[Excerpt from a dataset]
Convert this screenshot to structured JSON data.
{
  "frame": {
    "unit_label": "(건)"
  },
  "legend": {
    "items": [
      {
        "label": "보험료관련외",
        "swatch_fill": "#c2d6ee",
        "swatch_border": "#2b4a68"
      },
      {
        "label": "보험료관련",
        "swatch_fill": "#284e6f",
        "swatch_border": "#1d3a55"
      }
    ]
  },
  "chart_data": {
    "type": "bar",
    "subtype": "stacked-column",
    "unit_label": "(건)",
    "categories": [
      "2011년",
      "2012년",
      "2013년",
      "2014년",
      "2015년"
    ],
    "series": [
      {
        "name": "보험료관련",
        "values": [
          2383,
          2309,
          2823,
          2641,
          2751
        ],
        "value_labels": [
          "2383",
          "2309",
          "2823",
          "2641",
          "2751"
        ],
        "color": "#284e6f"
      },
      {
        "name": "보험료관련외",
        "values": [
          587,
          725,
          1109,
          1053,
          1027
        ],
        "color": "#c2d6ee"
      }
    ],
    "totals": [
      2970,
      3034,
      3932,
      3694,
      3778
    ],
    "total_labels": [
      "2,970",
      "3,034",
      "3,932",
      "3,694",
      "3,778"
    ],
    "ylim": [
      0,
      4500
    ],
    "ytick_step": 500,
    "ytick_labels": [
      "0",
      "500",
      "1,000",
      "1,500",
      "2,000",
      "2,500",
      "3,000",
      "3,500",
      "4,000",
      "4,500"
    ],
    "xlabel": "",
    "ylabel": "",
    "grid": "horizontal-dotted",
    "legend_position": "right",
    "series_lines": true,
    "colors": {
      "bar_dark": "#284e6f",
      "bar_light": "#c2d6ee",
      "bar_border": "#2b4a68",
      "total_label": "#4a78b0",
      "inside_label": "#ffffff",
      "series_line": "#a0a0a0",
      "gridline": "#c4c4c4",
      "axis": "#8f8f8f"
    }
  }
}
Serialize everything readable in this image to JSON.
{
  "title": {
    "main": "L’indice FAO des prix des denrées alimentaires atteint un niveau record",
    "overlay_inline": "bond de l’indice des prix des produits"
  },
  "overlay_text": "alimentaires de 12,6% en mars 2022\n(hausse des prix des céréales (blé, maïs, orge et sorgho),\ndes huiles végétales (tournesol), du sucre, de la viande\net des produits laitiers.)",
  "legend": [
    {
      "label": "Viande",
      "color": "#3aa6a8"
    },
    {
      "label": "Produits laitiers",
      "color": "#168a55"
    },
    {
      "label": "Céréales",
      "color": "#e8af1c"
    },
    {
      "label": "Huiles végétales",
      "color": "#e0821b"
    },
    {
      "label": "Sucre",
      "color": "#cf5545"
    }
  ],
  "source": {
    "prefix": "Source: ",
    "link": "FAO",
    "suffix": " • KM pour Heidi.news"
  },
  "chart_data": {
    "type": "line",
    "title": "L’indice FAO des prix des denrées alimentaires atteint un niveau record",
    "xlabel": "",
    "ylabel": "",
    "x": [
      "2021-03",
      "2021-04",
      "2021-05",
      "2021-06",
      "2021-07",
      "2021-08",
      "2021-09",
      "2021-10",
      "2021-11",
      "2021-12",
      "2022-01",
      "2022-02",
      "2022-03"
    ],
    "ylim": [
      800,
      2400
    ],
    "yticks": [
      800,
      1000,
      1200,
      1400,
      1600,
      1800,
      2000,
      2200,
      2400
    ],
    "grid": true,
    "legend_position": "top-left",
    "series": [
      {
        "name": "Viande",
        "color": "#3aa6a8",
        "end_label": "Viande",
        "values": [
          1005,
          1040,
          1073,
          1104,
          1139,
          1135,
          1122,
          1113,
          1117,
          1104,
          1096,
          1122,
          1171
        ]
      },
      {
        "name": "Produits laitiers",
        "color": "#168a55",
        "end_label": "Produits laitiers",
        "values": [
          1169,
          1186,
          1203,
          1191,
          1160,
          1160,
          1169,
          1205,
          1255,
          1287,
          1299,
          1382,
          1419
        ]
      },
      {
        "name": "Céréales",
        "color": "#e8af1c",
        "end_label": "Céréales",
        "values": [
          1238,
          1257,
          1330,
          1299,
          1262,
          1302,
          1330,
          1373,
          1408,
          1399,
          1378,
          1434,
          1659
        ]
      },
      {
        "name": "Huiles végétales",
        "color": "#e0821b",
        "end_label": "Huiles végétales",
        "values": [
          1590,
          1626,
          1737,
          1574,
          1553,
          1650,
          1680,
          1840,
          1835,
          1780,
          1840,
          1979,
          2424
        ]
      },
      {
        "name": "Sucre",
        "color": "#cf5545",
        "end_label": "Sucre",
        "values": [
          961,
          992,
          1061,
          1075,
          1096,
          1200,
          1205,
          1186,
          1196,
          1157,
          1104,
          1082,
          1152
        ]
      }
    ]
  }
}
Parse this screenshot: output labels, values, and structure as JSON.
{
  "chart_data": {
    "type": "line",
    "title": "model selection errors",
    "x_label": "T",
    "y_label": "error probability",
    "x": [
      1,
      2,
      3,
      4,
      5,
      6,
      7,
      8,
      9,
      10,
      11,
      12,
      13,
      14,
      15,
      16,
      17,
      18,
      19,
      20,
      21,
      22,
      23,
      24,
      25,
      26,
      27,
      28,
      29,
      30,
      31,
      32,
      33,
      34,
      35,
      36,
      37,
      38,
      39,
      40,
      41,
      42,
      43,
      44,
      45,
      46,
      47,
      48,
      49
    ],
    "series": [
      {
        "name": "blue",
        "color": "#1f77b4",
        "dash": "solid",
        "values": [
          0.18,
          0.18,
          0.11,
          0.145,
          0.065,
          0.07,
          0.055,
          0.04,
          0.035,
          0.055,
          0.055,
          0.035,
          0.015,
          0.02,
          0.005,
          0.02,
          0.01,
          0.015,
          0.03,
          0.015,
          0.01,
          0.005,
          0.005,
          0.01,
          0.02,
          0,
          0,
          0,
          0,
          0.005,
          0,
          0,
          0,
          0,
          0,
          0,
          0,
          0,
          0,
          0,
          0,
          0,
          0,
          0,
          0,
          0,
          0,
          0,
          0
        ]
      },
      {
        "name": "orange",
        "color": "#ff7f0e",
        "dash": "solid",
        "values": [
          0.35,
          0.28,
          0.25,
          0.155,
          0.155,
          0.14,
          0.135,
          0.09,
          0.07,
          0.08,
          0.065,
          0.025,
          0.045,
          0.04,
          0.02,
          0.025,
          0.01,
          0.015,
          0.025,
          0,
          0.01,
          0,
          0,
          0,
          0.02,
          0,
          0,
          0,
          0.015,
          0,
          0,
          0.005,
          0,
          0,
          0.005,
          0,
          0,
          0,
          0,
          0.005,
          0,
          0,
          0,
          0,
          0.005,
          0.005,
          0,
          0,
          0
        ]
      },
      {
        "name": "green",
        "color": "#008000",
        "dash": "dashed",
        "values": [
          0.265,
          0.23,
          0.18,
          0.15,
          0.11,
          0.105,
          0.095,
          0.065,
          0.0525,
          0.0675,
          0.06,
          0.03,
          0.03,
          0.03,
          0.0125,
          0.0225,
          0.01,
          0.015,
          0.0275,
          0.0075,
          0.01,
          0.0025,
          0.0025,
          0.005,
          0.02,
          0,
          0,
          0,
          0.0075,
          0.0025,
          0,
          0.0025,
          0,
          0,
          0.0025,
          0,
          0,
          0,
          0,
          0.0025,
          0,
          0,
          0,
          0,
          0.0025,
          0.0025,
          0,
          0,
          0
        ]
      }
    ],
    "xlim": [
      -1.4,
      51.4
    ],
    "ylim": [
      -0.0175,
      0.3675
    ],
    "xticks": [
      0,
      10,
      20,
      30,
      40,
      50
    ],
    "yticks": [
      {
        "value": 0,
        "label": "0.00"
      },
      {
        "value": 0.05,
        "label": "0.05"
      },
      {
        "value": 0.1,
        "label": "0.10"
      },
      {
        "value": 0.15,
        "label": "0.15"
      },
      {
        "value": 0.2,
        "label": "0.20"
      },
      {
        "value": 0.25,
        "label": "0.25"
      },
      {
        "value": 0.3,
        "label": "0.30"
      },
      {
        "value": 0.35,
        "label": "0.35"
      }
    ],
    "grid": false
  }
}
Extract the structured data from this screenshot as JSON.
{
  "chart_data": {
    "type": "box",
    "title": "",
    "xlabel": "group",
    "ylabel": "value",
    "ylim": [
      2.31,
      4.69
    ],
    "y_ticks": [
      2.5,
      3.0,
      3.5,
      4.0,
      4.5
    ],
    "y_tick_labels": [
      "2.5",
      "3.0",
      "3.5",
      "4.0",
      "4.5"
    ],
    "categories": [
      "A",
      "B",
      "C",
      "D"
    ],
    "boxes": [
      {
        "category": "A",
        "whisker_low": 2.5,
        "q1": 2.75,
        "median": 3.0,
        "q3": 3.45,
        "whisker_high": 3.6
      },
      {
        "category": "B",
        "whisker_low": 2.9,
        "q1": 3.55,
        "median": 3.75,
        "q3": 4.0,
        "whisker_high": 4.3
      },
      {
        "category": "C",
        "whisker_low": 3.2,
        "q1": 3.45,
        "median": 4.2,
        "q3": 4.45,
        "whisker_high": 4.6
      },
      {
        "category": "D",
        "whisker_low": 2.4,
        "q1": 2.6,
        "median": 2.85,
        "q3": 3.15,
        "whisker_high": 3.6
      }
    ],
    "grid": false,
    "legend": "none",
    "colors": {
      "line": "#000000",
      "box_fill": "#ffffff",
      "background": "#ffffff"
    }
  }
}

WHAT TO PRODUCE: Determine the count of lines in the data above with the string "screenshot" in them, and give that count alone.

COMPLETE OUTPUT: 3